* Begin *

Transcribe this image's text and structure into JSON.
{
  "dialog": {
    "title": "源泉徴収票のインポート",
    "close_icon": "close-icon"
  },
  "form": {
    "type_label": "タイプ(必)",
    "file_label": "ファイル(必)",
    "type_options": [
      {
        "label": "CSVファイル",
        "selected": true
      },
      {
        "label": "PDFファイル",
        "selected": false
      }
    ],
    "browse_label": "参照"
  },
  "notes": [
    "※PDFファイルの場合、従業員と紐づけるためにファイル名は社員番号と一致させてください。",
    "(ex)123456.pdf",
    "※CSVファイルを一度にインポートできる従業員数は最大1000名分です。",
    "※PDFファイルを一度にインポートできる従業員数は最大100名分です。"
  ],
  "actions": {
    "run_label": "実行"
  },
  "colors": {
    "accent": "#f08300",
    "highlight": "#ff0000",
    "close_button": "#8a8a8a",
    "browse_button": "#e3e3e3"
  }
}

* End *

* Exercise
Print the records once more, exactly as they were given.

* Correct answer
Transcribe this image's text and structure into JSON.
{
  "dialog": {
    "title": "源泉徴収票のインポート",
    "close_icon": "close-icon"
  },
  "form": {
    "type_label": "タイプ(必)",
    "file_label": "ファイル(必)",
    "type_options": [
      {
        "label": "CSVファイル",
        "selected": true
      },
      {
        "label": "PDFファイル",
        "selected": false
      }
    ],
    "browse_label": "参照"
  },
  "notes": [
    "※PDFファイルの場合、従業員と紐づけるためにファイル名は社員番号と一致させてください。",
    "(ex)123456.pdf",
    "※CSVファイルを一度にインポートできる従業員数は最大1000名分です。",
    "※PDFファイルを一度にインポートできる従業員数は最大100名分です。"
  ],
  "actions": {
    "run_label": "実行"
  },
  "colors": {
    "accent": "#f08300",
    "highlight": "#ff0000",
    "close_button": "#8a8a8a",
    "browse_button": "#e3e3e3"
  }
}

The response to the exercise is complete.